**Records from a dataset**
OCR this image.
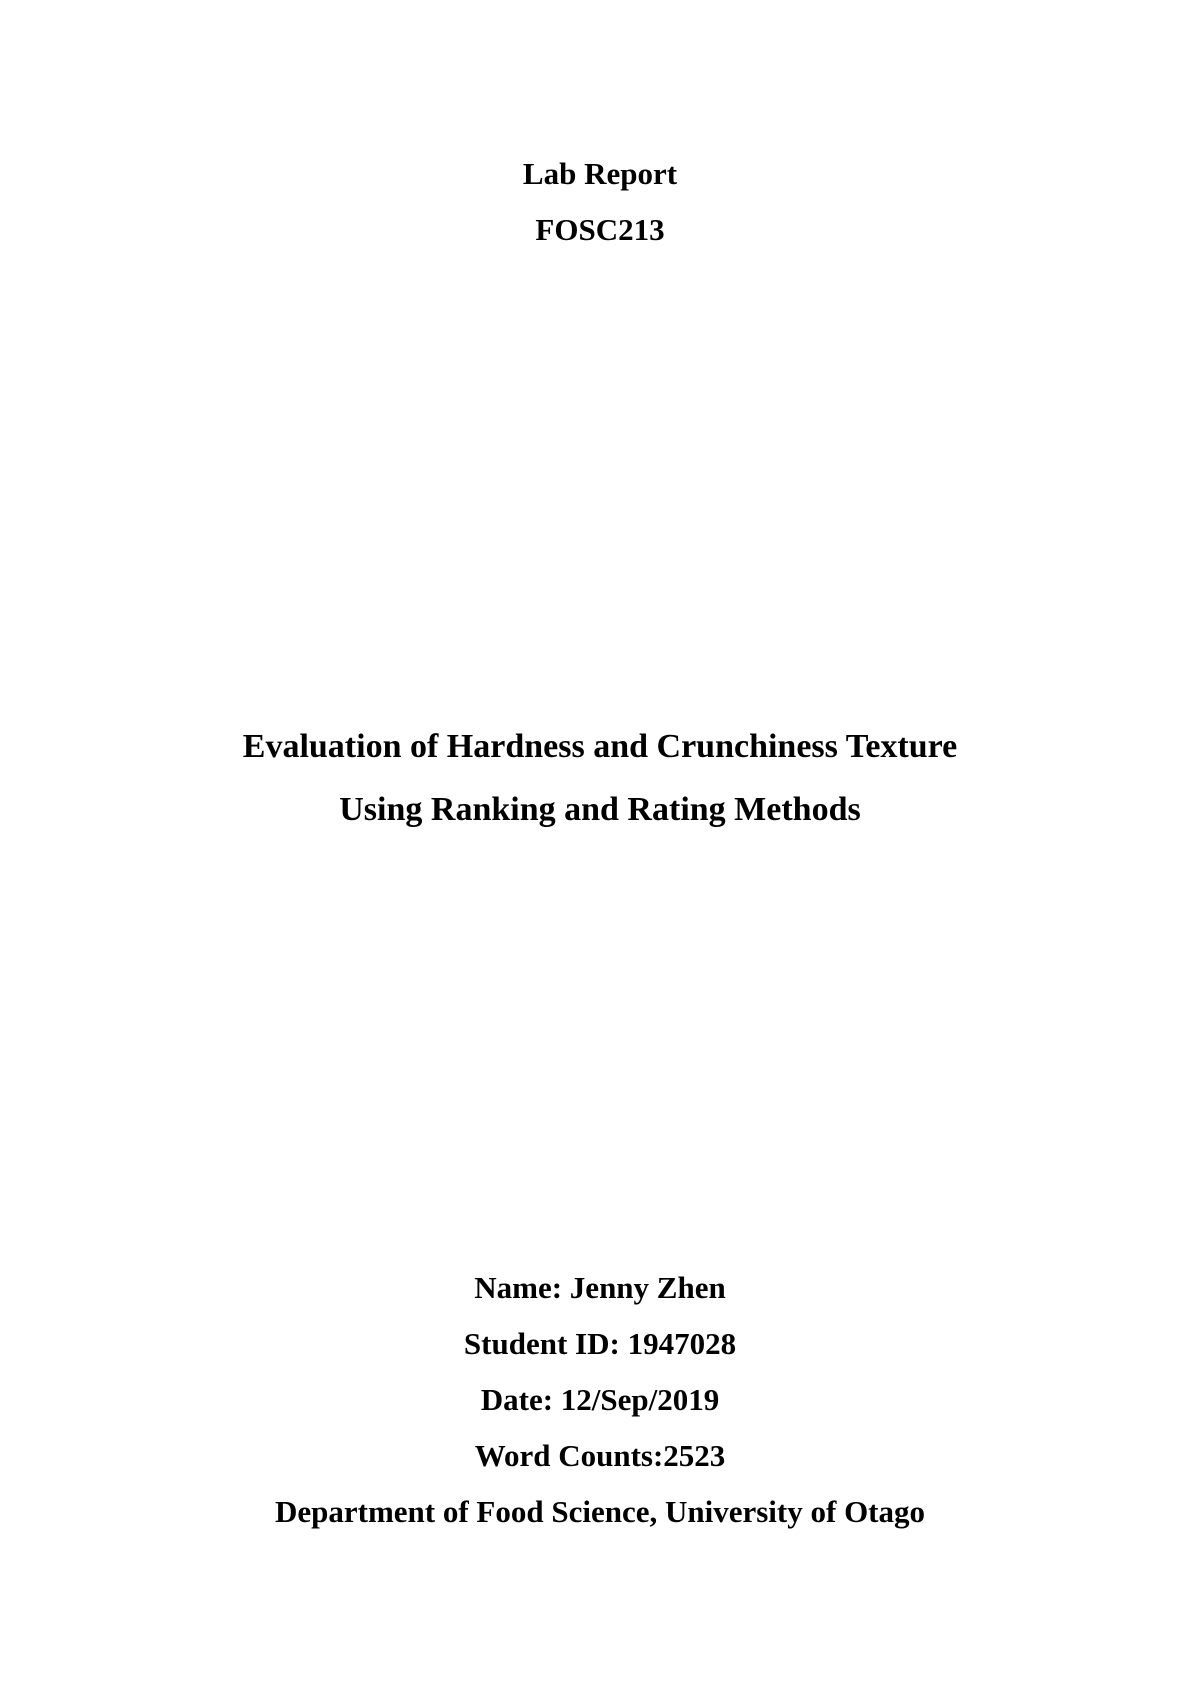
Lab Report
FOSC213
Evaluation of Hardness and Crunchiness Texture
Using Ranking and Rating Methods
Name: Jenny Zhen
Student ID: 1947028
Date: 12/Sep/2019
Word Counts:2523
Department of Food Science, University of Otago
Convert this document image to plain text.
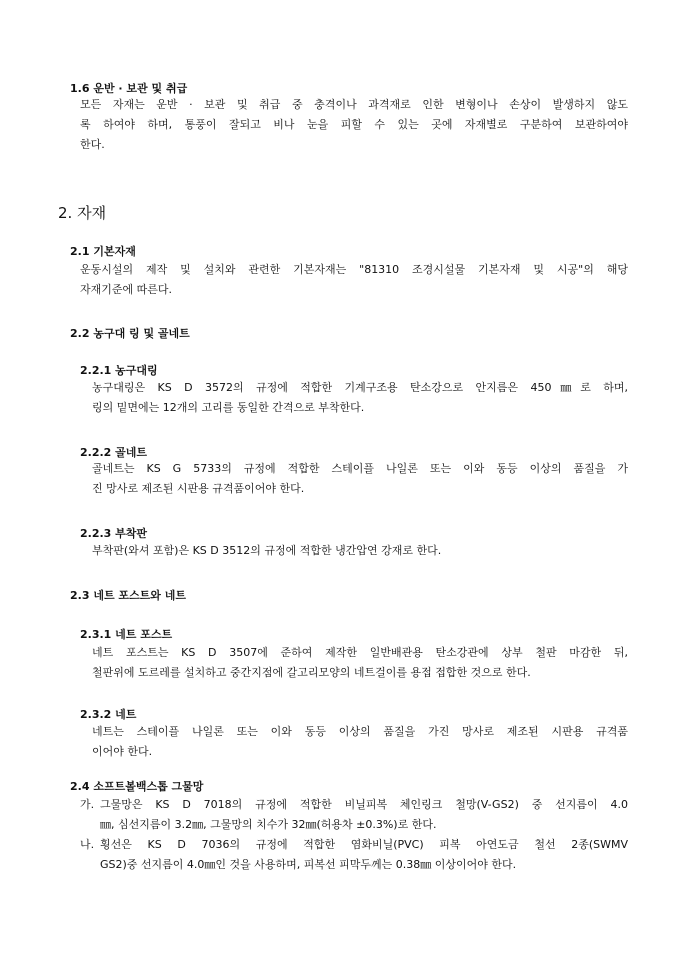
1.6 운반 · 보관 및 취급
모든 자재는 운반 · 보관 및 취급 중 충격이나 과격재로 인한 변형이나 손상이 발생하지 않도
록 하여야 하며, 통풍이 잘되고 비나 눈을 피할 수 있는 곳에 자재별로 구분하여 보관하여야
한다.
2. 자재
2.1 기본자재
운동시설의 제작 및 설치와 관련한 기본자재는 "81310 조경시설물 기본자재 및 시공"의 해당
자재기준에 따른다.
2.2 농구대 링 및 골네트
2.2.1 농구대링
농구대링은 KS D 3572의 규정에 적합한 기계구조용 탄소강으로 안지름은 450㎜로 하며,
링의 밑면에는 12개의 고리를 동일한 간격으로 부착한다.
2.2.2 골네트
골네트는 KS G 5733의 규정에 적합한 스테이플 나일론 또는 이와 동등 이상의 품질을 가
진 망사로 제조된 시판용 규격품이어야 한다.
2.2.3 부착판
부착판(와셔 포함)은 KS D 3512의 규정에 적합한 냉간압연 강재로 한다.
2.3 네트 포스트와 네트
2.3.1 네트 포스트
네트 포스트는 KS D 3507에 준하여 제작한 일반배관용 탄소강관에 상부 철판 마감한 뒤,
철판위에 도르레를 설치하고 중간지점에 갈고리모양의 네트걸이를 용접 접합한 것으로 한다.
2.3.2 네트
네트는 스테이플 나일론 또는 이와 동등 이상의 품질을 가진 망사로 제조된 시판용 규격품
이어야 한다.
2.4 소프트볼백스톱 그물망
가. 그물망은 KS D 7018의 규정에 적합한 비닐피복 체인링크 철망(V-GS2) 중 선지름이 4.0
㎜, 심선지름이 3.2㎜, 그물망의 치수가 32㎜(허용차 ±0.3%)로 한다.
나. 횡선은 KS D 7036의 규정에 적합한 염화비닐(PVC) 피복 아연도금 철선 2종(SWMV
GS2)중 선지름이 4.0㎜인 것을 사용하며, 피복선 피막두께는 0.38㎜ 이상이어야 한다.
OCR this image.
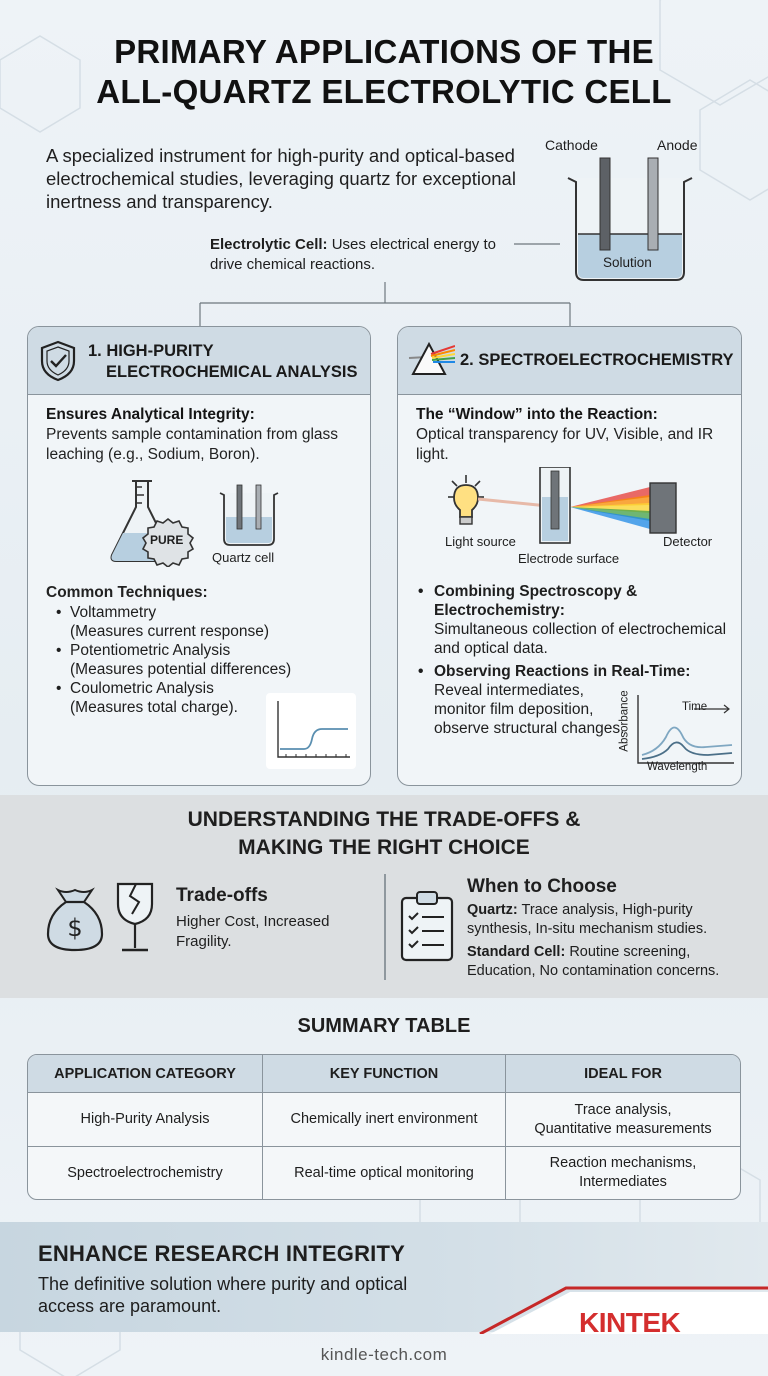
PRIMARY APPLICATIONS OF THE
ALL-QUARTZ ELECTROLYTIC CELL
A specialized instrument for high-purity and optical-based electrochemical studies, leveraging quartz for exceptional inertness and transparency.
Cathode	Anode
Solution
Electrolytic Cell: Uses electrical energy to drive chemical reactions.
1. HIGH-PURITY
ELECTROCHEMICAL ANALYSIS
Ensures Analytical Integrity:
Prevents sample contamination from glass leaching (e.g., Sodium, Boron).
PURE
Quartz cell
Common Techniques:
• Voltammetry
(Measures current response)
• Potentiometric Analysis
(Measures potential differences)
• Coulometric Analysis
(Measures total charge).
2. SPECTROELECTROCHEMISTRY
The “Window” into the Reaction:
Optical transparency for UV, Visible, and IR light.
Light source
Electrode surface
Detector
• Combining Spectroscopy & Electrochemistry:
Simultaneous collection of electrochemical and optical data.
• Observing Reactions in Real-Time:
Reveal intermediates, monitor film deposition, observe structural changes.
Time
Wavelength
Absorbance
UNDERSTANDING THE TRADE-OFFS &
MAKING THE RIGHT CHOICE
$
Trade-offs
Higher Cost, Increased Fragility.
When to Choose
Quartz: Trace analysis, High-purity synthesis, In-situ mechanism studies.
Standard Cell: Routine screening, Education, No contamination concerns.
SUMMARY TABLE
APPLICATION CATEGORY	KEY FUNCTION	IDEAL FOR
High-Purity Analysis	Chemically inert environment	Trace analysis,
Quantitative measurements

Spectroelectrochemistry	Real-time optical monitoring	Reaction mechanisms,
Intermediates
ENHANCE RESEARCH INTEGRITY
The definitive solution where purity and optical access are paramount.
KINTEK
kindle-tech.com
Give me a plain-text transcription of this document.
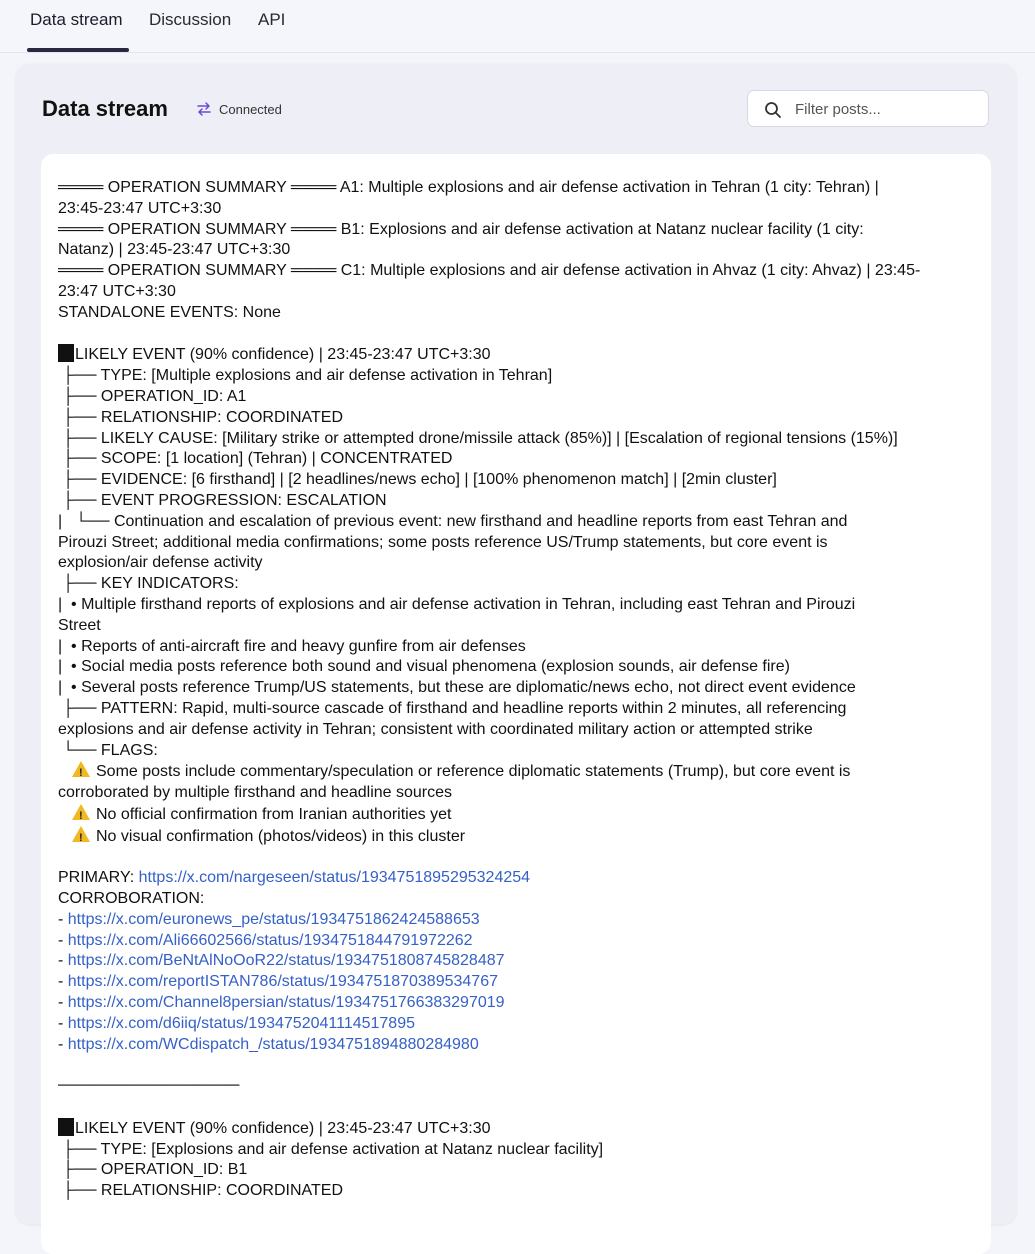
Data stream Discussion API
Data stream	Connected
Filter posts...
════ OPERATION SUMMARY ════ A1: Multiple explosions and air defense activation in Tehran (1 city: Tehran) |
23:45-23:47 UTC+3:30
════ OPERATION SUMMARY ════ B1: Explosions and air defense activation at Natanz nuclear facility (1 city:
Natanz) | 23:45-23:47 UTC+3:30
════ OPERATION SUMMARY ════ C1: Multiple explosions and air defense activation in Ahvaz (1 city: Ahvaz) | 23:45-
23:47 UTC+3:30
STANDALONE EVENTS: None
LIKELY EVENT (90% confidence) | 23:45-23:47 UTC+3:30
├── TYPE: [Multiple explosions and air defense activation in Tehran]
├── OPERATION_ID: A1
├── RELATIONSHIP: COORDINATED
├── LIKELY CAUSE: [Military strike or attempted drone/missile attack (85%)] | [Escalation of regional tensions (15%)]
├── SCOPE: [1 location] (Tehran) | CONCENTRATED
├── EVIDENCE: [6 firsthand] | [2 headlines/news echo] | [100% phenomenon match] | [2min cluster]
├── EVENT PROGRESSION: ESCALATION
|   └── Continuation and escalation of previous event: new firsthand and headline reports from east Tehran and
Pirouzi Street; additional media confirmations; some posts reference US/Trump statements, but core event is
explosion/air defense activity
├── KEY INDICATORS:
|  • Multiple firsthand reports of explosions and air defense activation in Tehran, including east Tehran and Pirouzi
Street
|  • Reports of anti-aircraft fire and heavy gunfire from air defenses
|  • Social media posts reference both sound and visual phenomena (explosion sounds, air defense fire)
|  • Several posts reference Trump/US statements, but these are diplomatic/news echo, not direct event evidence
├── PATTERN: Rapid, multi-source cascade of firsthand and headline reports within 2 minutes, all referencing
explosions and air defense activity in Tehran; consistent with coordinated military action or attempted strike
└── FLAGS:
!Some posts include commentary/speculation or reference diplomatic statements (Trump), but core event is
corroborated by multiple firsthand and headline sources
!No official confirmation from Iranian authorities yet
!No visual confirmation (photos/videos) in this cluster
PRIMARY: https://x.com/nargeseen/status/1934751895295324254
CORROBORATION:
- https://x.com/euronews_pe/status/1934751862424588653
- https://x.com/Ali66602566/status/1934751844791972262
- https://x.com/BeNtAlNoOoR22/status/1934751808745828487
- https://x.com/reportISTAN786/status/1934751870389534767
- https://x.com/Channel8persian/status/1934751766383297019
- https://x.com/d6iiq/status/1934752041114517895
- https://x.com/WCdispatch_/status/1934751894880284980
────────────────
LIKELY EVENT (90% confidence) | 23:45-23:47 UTC+3:30
├── TYPE: [Explosions and air defense activation at Natanz nuclear facility]
├── OPERATION_ID: B1
├── RELATIONSHIP: COORDINATED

**WHAT THE EXERCISE ASKS**
Quote each entry above verbatim and drop the pictures.

**EXERCISE RESPONSE**
OCR this image.
Lab Report
FOSC213
Evaluation of Hardness and Crunchiness Texture
Using Ranking and Rating Methods
Name: Jenny Zhen
Student ID: 1947028
Date: 12/Sep/2019
Word Counts:2523
Department of Food Science, University of Otago
Convert this document image to plain text.
1.6 운반 · 보관 및 취급
모든 자재는 운반 · 보관 및 취급 중 충격이나 과격재로 인한 변형이나 손상이 발생하지 않도
록 하여야 하며, 통풍이 잘되고 비나 눈을 피할 수 있는 곳에 자재별로 구분하여 보관하여야
한다.
2. 자재
2.1 기본자재
운동시설의 제작 및 설치와 관련한 기본자재는 "81310 조경시설물 기본자재 및 시공"의 해당
자재기준에 따른다.
2.2 농구대 링 및 골네트
2.2.1 농구대링
농구대링은 KS D 3572의 규정에 적합한 기계구조용 탄소강으로 안지름은 450㎜로 하며,
링의 밑면에는 12개의 고리를 동일한 간격으로 부착한다.
2.2.2 골네트
골네트는 KS G 5733의 규정에 적합한 스테이플 나일론 또는 이와 동등 이상의 품질을 가
진 망사로 제조된 시판용 규격품이어야 한다.
2.2.3 부착판
부착판(와셔 포함)은 KS D 3512의 규정에 적합한 냉간압연 강재로 한다.
2.3 네트 포스트와 네트
2.3.1 네트 포스트
네트 포스트는 KS D 3507에 준하여 제작한 일반배관용 탄소강관에 상부 철판 마감한 뒤,
철판위에 도르레를 설치하고 중간지점에 갈고리모양의 네트걸이를 용접 접합한 것으로 한다.
2.3.2 네트
네트는 스테이플 나일론 또는 이와 동등 이상의 품질을 가진 망사로 제조된 시판용 규격품
이어야 한다.
2.4 소프트볼백스톱 그물망
가. 그물망은 KS D 7018의 규정에 적합한 비닐피복 체인링크 철망(V-GS2) 중 선지름이 4.0
㎜, 심선지름이 3.2㎜, 그물망의 치수가 32㎜(허용차 ±0.3%)로 한다.
나. 횡선은 KS D 7036의 규정에 적합한 염화비닐(PVC) 피복 아연도금 철선 2종(SWMV
GS2)중 선지름이 4.0㎜인 것을 사용하며, 피복선 피막두께는 0.38㎜ 이상이어야 한다.
OCR this image.
PRIMARY APPLICATIONS OF THE
ALL-QUARTZ ELECTROLYTIC CELL
A specialized instrument for high-purity and optical-based electrochemical studies, leveraging quartz for exceptional inertness and transparency.
Cathode	Anode
Solution
Electrolytic Cell: Uses electrical energy to drive chemical reactions.
1. HIGH-PURITY
ELECTROCHEMICAL ANALYSIS
Ensures Analytical Integrity:
Prevents sample contamination from glass leaching (e.g., Sodium, Boron).
PURE
Quartz cell
Common Techniques:
• Voltammetry
(Measures current response)
• Potentiometric Analysis
(Measures potential differences)
• Coulometric Analysis
(Measures total charge).
2. SPECTROELECTROCHEMISTRY
The “Window” into the Reaction:
Optical transparency for UV, Visible, and IR light.
Light source
Electrode surface
Detector
• Combining Spectroscopy & Electrochemistry:
Simultaneous collection of electrochemical and optical data.
• Observing Reactions in Real-Time:
Reveal intermediates, monitor film deposition, observe structural changes.
Time
Wavelength
Absorbance
UNDERSTANDING THE TRADE-OFFS &
MAKING THE RIGHT CHOICE
$
Trade-offs
Higher Cost, Increased Fragility.
When to Choose
Quartz: Trace analysis, High-purity synthesis, In-situ mechanism studies.
Standard Cell: Routine screening, Education, No contamination concerns.
SUMMARY TABLE
APPLICATION CATEGORY	KEY FUNCTION	IDEAL FOR
High-Purity Analysis	Chemically inert environment	Trace analysis,
Quantitative measurements

Spectroelectrochemistry	Real-time optical monitoring	Reaction mechanisms,
Intermediates
ENHANCE RESEARCH INTEGRITY
The definitive solution where purity and optical access are paramount.
KINTEK
kindle-tech.com
Give me a plain-text transcription of this document.
Data stream Discussion API
Data stream	Connected
Filter posts...
════ OPERATION SUMMARY ════ A1: Multiple explosions and air defense activation in Tehran (1 city: Tehran) |
23:45-23:47 UTC+3:30
════ OPERATION SUMMARY ════ B1: Explosions and air defense activation at Natanz nuclear facility (1 city:
Natanz) | 23:45-23:47 UTC+3:30
════ OPERATION SUMMARY ════ C1: Multiple explosions and air defense activation in Ahvaz (1 city: Ahvaz) | 23:45-
23:47 UTC+3:30
STANDALONE EVENTS: None
LIKELY EVENT (90% confidence) | 23:45-23:47 UTC+3:30
├── TYPE: [Multiple explosions and air defense activation in Tehran]
├── OPERATION_ID: A1
├── RELATIONSHIP: COORDINATED
├── LIKELY CAUSE: [Military strike or attempted drone/missile attack (85%)] | [Escalation of regional tensions (15%)]
├── SCOPE: [1 location] (Tehran) | CONCENTRATED
├── EVIDENCE: [6 firsthand] | [2 headlines/news echo] | [100% phenomenon match] | [2min cluster]
├── EVENT PROGRESSION: ESCALATION
|   └── Continuation and escalation of previous event: new firsthand and headline reports from east Tehran and
Pirouzi Street; additional media confirmations; some posts reference US/Trump statements, but core event is
explosion/air defense activity
├── KEY INDICATORS:
|  • Multiple firsthand reports of explosions and air defense activation in Tehran, including east Tehran and Pirouzi
Street
|  • Reports of anti-aircraft fire and heavy gunfire from air defenses
|  • Social media posts reference both sound and visual phenomena (explosion sounds, air defense fire)
|  • Several posts reference Trump/US statements, but these are diplomatic/news echo, not direct event evidence
├── PATTERN: Rapid, multi-source cascade of firsthand and headline reports within 2 minutes, all referencing
explosions and air defense activity in Tehran; consistent with coordinated military action or attempted strike
└── FLAGS:
!Some posts include commentary/speculation or reference diplomatic statements (Trump), but core event is
corroborated by multiple firsthand and headline sources
!No official confirmation from Iranian authorities yet
!No visual confirmation (photos/videos) in this cluster
PRIMARY: https://x.com/nargeseen/status/1934751895295324254
CORROBORATION:
- https://x.com/euronews_pe/status/1934751862424588653
- https://x.com/Ali66602566/status/1934751844791972262
- https://x.com/BeNtAlNoOoR22/status/1934751808745828487
- https://x.com/reportISTAN786/status/1934751870389534767
- https://x.com/Channel8persian/status/1934751766383297019
- https://x.com/d6iiq/status/1934752041114517895
- https://x.com/WCdispatch_/status/1934751894880284980
────────────────
LIKELY EVENT (90% confidence) | 23:45-23:47 UTC+3:30
├── TYPE: [Explosions and air defense activation at Natanz nuclear facility]
├── OPERATION_ID: B1
├── RELATIONSHIP: COORDINATED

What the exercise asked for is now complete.